Work out how many lines hold the string "пункте". Give that number and nothing more.
::::::
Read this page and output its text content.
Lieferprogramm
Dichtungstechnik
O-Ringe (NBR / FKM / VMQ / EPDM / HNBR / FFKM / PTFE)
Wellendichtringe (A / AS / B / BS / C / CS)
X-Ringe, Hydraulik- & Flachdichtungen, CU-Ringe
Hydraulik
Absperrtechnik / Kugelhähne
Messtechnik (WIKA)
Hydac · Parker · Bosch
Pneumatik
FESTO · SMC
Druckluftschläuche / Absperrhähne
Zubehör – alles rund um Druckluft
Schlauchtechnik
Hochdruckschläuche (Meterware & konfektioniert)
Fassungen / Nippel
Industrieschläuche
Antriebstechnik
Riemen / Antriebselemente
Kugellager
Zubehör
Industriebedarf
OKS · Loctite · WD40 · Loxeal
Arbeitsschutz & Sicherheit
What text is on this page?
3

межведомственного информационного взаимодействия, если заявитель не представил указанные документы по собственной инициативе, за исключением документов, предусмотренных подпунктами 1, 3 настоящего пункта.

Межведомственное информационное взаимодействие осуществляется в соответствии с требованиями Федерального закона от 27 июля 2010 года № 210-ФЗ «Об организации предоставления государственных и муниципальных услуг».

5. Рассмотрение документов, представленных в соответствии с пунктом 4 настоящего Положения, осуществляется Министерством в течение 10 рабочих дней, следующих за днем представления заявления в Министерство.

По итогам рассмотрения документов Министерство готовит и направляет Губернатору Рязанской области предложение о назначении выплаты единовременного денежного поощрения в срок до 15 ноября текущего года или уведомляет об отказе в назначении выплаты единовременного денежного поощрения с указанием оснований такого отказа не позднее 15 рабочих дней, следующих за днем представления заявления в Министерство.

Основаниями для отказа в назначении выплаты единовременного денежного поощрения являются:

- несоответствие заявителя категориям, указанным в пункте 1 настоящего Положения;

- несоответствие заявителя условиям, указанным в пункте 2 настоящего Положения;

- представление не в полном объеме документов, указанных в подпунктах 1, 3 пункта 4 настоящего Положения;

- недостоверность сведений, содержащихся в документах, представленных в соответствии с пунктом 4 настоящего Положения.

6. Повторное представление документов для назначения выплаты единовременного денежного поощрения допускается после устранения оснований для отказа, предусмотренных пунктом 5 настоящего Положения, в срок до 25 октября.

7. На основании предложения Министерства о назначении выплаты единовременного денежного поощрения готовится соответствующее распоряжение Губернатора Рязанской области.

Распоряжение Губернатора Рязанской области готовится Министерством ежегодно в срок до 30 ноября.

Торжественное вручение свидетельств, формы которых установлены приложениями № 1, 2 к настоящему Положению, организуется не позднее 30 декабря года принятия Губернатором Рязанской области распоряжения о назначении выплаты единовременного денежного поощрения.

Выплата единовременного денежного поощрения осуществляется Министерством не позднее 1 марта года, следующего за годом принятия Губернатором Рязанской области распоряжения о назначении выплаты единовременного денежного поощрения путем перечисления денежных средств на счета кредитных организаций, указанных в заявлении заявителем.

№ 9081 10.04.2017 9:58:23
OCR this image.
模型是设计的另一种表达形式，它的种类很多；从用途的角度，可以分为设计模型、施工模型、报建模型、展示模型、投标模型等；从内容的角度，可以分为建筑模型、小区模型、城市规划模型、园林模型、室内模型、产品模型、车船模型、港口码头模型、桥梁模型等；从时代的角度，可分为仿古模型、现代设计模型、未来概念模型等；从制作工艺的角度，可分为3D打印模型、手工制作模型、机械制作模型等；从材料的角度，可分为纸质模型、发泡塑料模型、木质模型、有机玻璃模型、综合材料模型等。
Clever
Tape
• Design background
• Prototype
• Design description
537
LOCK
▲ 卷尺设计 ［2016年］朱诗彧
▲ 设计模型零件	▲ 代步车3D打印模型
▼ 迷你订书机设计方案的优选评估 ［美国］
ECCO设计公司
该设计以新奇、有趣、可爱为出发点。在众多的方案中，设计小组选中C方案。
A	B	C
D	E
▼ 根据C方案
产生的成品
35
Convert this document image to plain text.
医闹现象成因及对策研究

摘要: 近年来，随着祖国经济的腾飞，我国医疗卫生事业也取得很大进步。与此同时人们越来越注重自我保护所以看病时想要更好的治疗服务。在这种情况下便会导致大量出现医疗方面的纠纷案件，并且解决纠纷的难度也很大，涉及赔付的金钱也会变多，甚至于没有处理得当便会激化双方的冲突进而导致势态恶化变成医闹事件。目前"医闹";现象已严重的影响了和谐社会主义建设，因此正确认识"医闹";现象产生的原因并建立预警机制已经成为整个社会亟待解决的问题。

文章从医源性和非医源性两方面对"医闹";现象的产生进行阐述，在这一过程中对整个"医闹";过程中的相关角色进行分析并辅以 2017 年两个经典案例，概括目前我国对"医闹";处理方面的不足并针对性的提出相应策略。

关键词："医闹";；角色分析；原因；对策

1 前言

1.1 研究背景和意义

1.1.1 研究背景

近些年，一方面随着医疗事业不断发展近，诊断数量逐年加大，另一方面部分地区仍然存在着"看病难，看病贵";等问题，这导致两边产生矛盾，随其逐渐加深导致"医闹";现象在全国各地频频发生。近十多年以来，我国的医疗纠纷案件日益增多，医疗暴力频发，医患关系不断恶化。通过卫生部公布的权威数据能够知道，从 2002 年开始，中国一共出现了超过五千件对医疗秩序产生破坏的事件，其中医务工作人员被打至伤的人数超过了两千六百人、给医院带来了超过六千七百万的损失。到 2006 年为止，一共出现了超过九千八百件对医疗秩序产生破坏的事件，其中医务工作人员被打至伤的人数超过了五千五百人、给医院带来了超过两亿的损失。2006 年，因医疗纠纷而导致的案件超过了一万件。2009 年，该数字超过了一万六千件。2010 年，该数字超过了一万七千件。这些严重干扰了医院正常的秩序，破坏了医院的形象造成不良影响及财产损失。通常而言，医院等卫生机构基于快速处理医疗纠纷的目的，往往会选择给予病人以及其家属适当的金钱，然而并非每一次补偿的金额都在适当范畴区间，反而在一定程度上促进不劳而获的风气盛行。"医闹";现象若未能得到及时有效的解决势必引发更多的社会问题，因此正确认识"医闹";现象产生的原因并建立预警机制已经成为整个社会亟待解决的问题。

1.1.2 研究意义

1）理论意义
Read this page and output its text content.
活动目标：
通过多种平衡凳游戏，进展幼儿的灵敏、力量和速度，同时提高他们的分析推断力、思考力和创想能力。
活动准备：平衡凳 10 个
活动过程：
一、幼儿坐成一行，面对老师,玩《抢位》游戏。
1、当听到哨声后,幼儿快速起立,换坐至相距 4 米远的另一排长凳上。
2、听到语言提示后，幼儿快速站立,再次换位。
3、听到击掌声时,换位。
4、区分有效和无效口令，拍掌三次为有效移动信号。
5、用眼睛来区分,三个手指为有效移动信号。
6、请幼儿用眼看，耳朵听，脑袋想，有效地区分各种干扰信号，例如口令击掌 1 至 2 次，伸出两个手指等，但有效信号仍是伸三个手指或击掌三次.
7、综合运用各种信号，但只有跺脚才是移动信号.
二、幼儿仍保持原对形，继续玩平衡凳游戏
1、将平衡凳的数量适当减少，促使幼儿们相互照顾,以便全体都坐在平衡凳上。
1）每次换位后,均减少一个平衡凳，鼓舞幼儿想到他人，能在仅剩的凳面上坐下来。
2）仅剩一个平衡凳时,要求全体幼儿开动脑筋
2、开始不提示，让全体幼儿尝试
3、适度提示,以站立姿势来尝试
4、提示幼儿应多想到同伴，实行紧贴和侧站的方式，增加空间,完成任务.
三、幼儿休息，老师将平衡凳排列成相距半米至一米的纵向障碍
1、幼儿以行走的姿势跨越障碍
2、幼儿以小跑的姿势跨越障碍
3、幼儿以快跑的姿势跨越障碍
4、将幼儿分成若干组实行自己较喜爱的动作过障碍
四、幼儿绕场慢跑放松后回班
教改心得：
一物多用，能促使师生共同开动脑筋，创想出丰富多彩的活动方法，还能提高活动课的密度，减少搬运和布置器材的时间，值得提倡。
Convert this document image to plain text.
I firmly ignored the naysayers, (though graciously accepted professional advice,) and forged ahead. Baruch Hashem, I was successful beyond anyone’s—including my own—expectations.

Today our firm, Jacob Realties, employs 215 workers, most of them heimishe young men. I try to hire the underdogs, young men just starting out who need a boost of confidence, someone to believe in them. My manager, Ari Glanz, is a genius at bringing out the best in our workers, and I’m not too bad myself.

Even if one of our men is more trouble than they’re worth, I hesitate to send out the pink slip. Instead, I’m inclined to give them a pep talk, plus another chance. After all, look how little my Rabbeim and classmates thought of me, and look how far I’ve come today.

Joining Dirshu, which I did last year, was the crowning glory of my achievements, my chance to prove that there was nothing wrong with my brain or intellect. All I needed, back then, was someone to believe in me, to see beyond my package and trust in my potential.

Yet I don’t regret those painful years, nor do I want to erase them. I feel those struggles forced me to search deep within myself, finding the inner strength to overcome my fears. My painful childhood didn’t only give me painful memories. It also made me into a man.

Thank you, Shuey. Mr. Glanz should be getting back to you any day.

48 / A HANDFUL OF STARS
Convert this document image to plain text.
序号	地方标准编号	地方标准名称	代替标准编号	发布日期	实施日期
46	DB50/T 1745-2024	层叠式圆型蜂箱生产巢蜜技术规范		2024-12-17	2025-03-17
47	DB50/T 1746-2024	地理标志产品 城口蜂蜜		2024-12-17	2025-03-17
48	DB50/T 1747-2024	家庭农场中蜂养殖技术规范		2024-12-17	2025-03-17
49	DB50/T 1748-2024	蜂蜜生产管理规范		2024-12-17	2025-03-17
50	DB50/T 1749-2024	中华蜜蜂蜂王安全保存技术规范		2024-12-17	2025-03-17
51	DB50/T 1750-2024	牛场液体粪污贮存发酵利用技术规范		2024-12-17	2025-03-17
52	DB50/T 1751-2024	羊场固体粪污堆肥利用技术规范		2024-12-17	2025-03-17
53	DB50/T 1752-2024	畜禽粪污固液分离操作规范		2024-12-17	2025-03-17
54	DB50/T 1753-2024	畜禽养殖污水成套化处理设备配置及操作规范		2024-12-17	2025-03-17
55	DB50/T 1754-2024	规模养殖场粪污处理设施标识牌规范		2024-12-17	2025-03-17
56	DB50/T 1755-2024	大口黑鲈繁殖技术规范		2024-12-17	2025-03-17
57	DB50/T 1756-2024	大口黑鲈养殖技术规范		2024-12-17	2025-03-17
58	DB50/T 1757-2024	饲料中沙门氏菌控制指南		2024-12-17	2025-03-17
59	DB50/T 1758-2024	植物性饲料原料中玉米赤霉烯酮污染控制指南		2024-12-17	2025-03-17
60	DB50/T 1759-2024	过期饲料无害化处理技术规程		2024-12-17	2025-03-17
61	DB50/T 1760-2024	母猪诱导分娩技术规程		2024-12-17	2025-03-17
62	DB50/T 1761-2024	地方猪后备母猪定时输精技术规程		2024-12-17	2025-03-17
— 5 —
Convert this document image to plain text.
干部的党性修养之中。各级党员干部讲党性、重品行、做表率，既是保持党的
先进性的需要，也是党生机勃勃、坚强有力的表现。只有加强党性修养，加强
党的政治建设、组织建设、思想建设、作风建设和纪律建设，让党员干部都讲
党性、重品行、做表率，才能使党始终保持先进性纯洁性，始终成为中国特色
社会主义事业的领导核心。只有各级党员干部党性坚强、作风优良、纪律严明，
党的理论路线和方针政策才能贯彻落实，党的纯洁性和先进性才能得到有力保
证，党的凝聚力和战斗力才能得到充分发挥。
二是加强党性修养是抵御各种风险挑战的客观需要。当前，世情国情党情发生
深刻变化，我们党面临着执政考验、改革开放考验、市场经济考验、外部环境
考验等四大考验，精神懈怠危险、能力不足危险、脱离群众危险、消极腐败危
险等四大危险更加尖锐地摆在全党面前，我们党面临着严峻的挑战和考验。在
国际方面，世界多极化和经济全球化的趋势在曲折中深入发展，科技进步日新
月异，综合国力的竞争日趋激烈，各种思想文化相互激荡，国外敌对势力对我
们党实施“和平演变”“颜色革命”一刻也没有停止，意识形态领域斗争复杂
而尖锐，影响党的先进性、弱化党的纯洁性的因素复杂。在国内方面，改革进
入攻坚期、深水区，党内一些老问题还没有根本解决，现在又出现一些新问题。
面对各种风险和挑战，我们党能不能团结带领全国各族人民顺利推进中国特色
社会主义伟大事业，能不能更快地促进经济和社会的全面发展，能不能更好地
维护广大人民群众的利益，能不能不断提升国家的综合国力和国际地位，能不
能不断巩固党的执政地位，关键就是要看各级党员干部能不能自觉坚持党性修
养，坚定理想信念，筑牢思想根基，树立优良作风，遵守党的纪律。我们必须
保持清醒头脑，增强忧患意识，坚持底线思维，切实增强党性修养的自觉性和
::::::
▸ **OUTPUT FOR THIS TASK**: 2